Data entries
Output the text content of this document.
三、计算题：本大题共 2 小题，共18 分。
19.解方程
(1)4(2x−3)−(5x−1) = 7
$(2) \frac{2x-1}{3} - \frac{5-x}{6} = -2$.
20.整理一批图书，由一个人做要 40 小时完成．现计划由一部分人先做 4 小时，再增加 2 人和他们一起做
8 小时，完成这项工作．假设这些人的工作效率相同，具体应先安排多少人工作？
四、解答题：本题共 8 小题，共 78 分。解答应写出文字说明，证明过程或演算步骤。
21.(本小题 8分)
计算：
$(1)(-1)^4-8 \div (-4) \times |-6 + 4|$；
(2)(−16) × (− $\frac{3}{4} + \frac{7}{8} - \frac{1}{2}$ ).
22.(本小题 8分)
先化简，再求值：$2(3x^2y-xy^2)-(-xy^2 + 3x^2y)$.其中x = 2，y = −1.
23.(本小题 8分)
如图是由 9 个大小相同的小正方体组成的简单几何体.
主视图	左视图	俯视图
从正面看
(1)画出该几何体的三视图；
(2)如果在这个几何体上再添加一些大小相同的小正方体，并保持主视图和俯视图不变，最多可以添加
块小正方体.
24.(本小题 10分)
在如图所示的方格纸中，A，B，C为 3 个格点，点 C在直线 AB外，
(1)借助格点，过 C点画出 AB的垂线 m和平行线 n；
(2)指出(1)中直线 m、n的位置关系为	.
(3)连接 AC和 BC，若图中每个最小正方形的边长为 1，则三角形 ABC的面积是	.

## AIM
Above are some records; repeat all of them exactly.

## ANSWER TO THIS EXERCISE
Output the text content of this document.
三、计算题：本大题共 2 小题，共18 分。
19.解方程
(1)4(2x−3)−(5x−1) = 7
$(2) \frac{2x-1}{3} - \frac{5-x}{6} = -2$.
20.整理一批图书，由一个人做要 40 小时完成．现计划由一部分人先做 4 小时，再增加 2 人和他们一起做
8 小时，完成这项工作．假设这些人的工作效率相同，具体应先安排多少人工作？
四、解答题：本题共 8 小题，共 78 分。解答应写出文字说明，证明过程或演算步骤。
21.(本小题 8分)
计算：
$(1)(-1)^4-8 \div (-4) \times |-6 + 4|$；
(2)(−16) × (− $\frac{3}{4} + \frac{7}{8} - \frac{1}{2}$ ).
22.(本小题 8分)
先化简，再求值：$2(3x^2y-xy^2)-(-xy^2 + 3x^2y)$.其中x = 2，y = −1.
23.(本小题 8分)
如图是由 9 个大小相同的小正方体组成的简单几何体.
主视图	左视图	俯视图
从正面看
(1)画出该几何体的三视图；
(2)如果在这个几何体上再添加一些大小相同的小正方体，并保持主视图和俯视图不变，最多可以添加
块小正方体.
24.(本小题 10分)
在如图所示的方格纸中，A，B，C为 3 个格点，点 C在直线 AB外，
(1)借助格点，过 C点画出 AB的垂线 m和平行线 n；
(2)指出(1)中直线 m、n的位置关系为	.
(3)连接 AC和 BC，若图中每个最小正方形的边长为 1，则三角形 ABC的面积是	.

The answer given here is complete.